| Written exercise A |
Reproduce the listing verbatim, beginning with its first line and stopping after the line that contains "column-header-precio: Precio [338, 371, 367, 380]".
____
So clearly everyone’s responsible for protecting our data! But of course regulation is there to ensure there are guidelines, and to ensure that when we go through the complicated process of buying a car, for instance, with many third parties to deal with, our data is being looked after. It’s a long road ahead. What advice does Nick have companies asking for people’s data?
“We’re a year in now and there are two main things to look at as a company that has data. Be aware and understand why you’ve got it, be aware of and understand the service you’re offering, and constantly review the data you hold. You may hold data on someone you don’t need anymore. Clear it out. Delete it. Gone are the days when you can just say, ‘Oh it’s stuck in a filing cabinet, it doesn’t really matter’. No. If you’re not providing a service and you don’t have to hold it for legal reasons …
“Going back to what we said at the beginning, if you start to do this, you may not be able to clear all of it out. But if you’re aware of it and something happens where the ICO come after you, you can say you are in the process of clearing the data out: ‘We did hold records for 15 years and only needed them for three years, but we’re in the process of clearing it out.’ If someone makes a complaint, at least you can show or understand how you should be compliant and you’re actually making steps towards that.”
____
| Written exercise B |
Rewrite the data protection passage from "So clearly everyone’s" through "for people’s data?", changing "car" to "house".
____
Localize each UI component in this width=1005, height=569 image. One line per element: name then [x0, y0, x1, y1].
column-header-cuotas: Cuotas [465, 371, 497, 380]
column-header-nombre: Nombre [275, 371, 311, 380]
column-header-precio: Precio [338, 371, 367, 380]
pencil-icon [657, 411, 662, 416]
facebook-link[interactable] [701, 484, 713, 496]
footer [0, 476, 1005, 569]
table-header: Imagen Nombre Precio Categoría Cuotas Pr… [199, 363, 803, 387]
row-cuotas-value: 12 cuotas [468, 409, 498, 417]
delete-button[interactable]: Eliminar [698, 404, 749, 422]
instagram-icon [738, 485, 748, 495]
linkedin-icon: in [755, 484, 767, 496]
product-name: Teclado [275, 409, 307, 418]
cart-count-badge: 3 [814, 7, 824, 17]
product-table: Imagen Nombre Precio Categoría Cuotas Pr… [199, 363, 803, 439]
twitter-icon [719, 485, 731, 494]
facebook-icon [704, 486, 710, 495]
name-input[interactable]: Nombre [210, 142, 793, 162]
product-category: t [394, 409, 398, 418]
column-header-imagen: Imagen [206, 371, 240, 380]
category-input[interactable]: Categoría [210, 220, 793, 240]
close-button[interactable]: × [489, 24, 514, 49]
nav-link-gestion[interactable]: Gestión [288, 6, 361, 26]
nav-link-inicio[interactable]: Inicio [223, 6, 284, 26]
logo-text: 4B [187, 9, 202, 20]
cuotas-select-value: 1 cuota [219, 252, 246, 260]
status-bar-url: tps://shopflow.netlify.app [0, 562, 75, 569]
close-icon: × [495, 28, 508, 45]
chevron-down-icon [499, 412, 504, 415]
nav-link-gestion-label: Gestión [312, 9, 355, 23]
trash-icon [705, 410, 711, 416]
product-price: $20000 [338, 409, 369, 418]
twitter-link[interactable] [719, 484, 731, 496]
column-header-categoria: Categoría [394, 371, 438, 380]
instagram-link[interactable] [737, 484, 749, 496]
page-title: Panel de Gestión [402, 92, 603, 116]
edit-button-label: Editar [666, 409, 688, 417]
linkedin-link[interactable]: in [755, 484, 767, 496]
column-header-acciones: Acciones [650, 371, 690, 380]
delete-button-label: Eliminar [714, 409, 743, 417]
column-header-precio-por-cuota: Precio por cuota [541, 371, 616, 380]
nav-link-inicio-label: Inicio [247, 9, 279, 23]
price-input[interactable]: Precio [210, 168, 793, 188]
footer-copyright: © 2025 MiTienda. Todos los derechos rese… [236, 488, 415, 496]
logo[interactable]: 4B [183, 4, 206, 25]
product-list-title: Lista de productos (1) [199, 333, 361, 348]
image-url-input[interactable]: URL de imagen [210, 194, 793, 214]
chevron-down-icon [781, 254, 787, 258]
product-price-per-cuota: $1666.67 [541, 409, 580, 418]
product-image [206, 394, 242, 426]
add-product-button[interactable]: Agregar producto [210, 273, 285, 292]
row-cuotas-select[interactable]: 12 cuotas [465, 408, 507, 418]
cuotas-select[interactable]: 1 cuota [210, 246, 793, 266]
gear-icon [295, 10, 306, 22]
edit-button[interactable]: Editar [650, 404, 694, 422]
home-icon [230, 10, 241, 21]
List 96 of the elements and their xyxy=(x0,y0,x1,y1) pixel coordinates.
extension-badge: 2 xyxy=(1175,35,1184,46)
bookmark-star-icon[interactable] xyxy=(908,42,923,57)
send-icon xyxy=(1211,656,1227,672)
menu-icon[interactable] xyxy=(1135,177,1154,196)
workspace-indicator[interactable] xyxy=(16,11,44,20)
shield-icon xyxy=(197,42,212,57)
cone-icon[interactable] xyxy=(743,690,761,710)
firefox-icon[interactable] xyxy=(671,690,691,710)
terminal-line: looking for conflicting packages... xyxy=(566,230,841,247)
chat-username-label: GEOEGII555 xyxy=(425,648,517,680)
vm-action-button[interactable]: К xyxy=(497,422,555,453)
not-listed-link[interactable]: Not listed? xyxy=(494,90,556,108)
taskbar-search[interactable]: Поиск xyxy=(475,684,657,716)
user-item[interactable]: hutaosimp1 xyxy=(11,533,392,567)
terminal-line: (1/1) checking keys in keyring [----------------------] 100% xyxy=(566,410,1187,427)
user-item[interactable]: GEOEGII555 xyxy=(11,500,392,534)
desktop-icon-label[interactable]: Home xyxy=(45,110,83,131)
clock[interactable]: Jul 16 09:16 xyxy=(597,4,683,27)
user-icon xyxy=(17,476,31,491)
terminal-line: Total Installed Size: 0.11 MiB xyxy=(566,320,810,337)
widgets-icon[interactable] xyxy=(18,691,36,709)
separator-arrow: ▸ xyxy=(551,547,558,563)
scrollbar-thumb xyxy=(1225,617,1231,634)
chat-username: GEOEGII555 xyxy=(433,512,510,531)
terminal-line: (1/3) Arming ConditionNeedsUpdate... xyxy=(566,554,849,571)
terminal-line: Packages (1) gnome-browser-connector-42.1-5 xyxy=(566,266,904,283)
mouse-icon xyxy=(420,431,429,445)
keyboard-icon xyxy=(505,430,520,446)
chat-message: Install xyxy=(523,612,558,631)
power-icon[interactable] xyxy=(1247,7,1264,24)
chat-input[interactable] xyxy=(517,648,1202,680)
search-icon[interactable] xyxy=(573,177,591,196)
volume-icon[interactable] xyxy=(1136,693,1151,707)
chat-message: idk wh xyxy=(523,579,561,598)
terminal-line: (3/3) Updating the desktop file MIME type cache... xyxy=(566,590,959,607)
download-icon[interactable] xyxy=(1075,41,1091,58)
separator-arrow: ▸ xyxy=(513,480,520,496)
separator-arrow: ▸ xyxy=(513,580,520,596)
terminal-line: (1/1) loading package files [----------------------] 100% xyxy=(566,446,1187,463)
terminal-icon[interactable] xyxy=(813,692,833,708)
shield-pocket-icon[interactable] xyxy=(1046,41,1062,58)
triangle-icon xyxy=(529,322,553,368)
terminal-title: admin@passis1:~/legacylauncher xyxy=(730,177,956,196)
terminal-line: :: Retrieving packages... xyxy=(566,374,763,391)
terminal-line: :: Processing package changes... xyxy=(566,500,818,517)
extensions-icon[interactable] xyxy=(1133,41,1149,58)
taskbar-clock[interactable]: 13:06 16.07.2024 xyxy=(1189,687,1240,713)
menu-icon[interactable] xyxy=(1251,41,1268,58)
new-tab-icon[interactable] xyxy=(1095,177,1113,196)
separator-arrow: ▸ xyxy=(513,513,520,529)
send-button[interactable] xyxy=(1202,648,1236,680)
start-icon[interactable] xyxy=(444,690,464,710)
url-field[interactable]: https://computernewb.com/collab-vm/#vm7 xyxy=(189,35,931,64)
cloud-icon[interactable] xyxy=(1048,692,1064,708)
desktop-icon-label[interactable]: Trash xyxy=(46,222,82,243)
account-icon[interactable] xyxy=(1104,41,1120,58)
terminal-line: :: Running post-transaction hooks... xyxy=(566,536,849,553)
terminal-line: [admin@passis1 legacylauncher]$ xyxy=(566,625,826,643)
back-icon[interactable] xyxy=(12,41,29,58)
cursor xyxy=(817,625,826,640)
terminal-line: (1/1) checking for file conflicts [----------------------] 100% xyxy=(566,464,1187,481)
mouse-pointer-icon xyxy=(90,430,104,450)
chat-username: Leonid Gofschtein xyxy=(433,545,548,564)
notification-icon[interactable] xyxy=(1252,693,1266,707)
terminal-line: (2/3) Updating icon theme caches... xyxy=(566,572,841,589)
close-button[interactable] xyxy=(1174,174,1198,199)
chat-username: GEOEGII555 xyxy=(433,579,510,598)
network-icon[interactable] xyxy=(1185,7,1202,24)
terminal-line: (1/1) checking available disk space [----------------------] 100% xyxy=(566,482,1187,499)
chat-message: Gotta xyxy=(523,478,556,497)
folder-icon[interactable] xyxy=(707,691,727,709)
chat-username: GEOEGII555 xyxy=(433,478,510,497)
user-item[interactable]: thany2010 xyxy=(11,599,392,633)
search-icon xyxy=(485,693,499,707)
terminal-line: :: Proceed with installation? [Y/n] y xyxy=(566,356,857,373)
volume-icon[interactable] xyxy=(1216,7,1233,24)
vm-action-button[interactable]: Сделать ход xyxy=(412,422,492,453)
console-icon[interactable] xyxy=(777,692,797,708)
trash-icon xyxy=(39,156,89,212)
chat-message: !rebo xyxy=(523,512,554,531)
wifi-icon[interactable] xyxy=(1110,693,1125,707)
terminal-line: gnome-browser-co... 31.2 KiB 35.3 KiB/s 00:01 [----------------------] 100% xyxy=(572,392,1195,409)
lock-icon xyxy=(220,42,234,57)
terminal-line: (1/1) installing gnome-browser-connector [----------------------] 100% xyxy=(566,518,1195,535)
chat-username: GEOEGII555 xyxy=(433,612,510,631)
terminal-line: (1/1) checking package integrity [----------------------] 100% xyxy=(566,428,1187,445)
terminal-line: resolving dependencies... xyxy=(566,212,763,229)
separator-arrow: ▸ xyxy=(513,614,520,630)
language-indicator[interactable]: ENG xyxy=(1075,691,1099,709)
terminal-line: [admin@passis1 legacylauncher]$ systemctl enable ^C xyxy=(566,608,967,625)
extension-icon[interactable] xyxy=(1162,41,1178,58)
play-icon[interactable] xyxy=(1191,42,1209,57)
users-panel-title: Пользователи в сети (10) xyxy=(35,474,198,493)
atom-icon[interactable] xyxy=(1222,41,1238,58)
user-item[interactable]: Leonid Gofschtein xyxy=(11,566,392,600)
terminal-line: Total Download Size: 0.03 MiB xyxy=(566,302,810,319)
____
| Right answer A |
Localize each UI component in this width=1005, height=569 image. One line per element: name then [x0, y0, x1, y1].
column-header-cuotas: Cuotas [465, 371, 497, 380]
column-header-nombre: Nombre [275, 371, 311, 380]
column-header-precio: Precio [338, 371, 367, 380]

| Right answer B |
So clearly everyone’s responsible for protecting our data! But of course regulation is there to ensure there are guidelines, and to ensure that when we go through the complicated process of buying a house, for instance, with many third parties to deal with, our data is being looked after. It’s a long road ahead. What advice does Nick have companies asking for people’s data?